## start
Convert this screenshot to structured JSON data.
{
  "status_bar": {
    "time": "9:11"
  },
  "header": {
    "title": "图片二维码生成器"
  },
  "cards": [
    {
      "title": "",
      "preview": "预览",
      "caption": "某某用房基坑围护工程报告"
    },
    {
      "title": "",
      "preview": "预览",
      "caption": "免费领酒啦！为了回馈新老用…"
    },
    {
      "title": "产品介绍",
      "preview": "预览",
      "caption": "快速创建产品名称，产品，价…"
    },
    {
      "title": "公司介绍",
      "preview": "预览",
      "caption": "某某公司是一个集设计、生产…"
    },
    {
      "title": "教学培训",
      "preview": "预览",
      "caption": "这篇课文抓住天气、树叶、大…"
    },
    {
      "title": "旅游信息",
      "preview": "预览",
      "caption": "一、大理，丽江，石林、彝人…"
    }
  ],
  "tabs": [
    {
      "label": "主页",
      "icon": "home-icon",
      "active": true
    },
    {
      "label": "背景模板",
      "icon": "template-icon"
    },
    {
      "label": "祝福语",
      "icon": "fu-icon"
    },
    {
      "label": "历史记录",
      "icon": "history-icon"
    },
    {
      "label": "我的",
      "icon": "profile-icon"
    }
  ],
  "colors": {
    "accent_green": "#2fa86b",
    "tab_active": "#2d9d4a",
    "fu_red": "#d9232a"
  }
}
## end
## start
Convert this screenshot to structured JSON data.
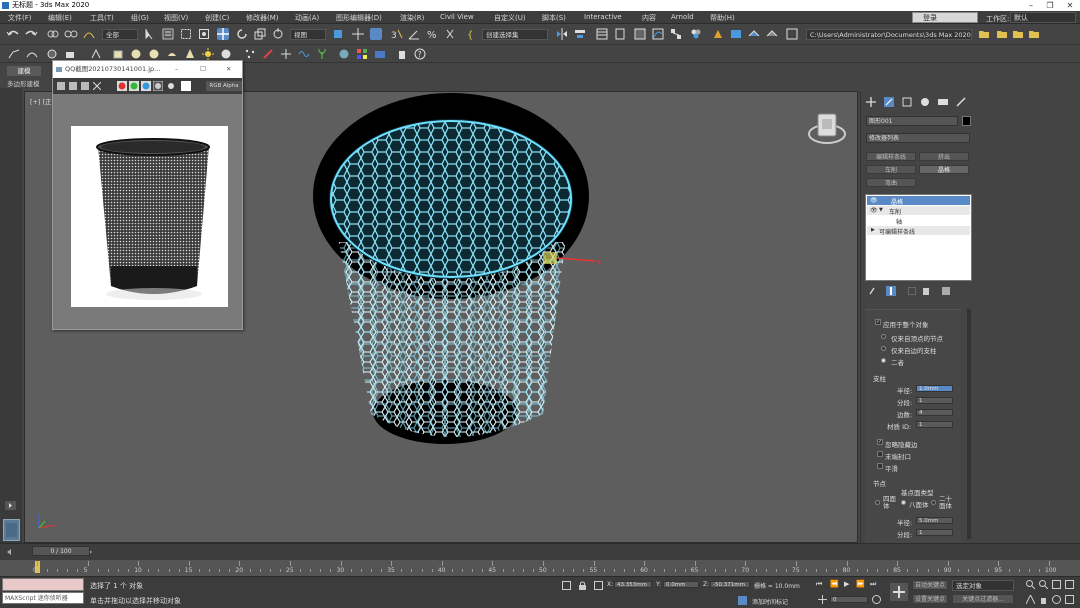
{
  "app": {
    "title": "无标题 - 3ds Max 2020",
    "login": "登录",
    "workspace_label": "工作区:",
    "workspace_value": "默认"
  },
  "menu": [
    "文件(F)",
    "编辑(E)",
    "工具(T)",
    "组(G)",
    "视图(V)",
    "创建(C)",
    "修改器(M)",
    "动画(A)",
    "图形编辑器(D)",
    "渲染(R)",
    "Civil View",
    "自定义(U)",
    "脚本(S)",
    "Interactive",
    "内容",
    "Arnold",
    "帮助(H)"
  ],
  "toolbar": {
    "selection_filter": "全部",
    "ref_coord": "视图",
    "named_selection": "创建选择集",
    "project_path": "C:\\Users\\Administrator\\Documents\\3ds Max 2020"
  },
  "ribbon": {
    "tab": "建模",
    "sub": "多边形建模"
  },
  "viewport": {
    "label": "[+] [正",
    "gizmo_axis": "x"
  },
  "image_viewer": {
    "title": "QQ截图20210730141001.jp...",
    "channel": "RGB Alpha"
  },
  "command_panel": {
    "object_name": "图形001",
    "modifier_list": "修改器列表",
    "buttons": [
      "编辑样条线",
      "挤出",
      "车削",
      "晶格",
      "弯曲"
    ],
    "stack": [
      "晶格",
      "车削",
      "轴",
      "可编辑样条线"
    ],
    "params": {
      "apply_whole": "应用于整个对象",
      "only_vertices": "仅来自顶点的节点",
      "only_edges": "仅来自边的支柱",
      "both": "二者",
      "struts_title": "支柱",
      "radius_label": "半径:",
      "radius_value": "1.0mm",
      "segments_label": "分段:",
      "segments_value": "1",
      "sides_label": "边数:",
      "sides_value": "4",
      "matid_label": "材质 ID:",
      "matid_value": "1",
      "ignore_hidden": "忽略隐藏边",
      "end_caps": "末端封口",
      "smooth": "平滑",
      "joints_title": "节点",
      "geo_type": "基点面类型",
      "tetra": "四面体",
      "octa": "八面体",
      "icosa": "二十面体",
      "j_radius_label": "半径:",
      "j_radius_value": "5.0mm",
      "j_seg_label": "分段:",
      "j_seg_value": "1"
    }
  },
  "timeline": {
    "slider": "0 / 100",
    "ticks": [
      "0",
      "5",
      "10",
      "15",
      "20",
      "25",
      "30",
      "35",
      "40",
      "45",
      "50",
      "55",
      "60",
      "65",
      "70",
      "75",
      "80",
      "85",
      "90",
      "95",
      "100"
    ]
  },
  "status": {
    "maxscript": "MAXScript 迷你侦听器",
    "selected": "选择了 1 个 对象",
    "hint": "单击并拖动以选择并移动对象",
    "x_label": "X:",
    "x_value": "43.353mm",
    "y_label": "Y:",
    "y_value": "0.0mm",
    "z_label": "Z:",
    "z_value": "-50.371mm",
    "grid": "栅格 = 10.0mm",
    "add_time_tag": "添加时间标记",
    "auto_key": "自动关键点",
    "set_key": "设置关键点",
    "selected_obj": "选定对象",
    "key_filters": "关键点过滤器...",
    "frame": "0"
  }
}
## end
Each line in the data that holds the string "caption" should be found and copied.

      "caption": "某某用房基坑围护工程报告"
      "caption": "免费领酒啦！为了回馈新老用…"
      "caption": "快速创建产品名称，产品，价…"
      "caption": "某某公司是一个集设计、生产…"
      "caption": "这篇课文抓住天气、树叶、大…"
      "caption": "一、大理，丽江，石林、彝人…"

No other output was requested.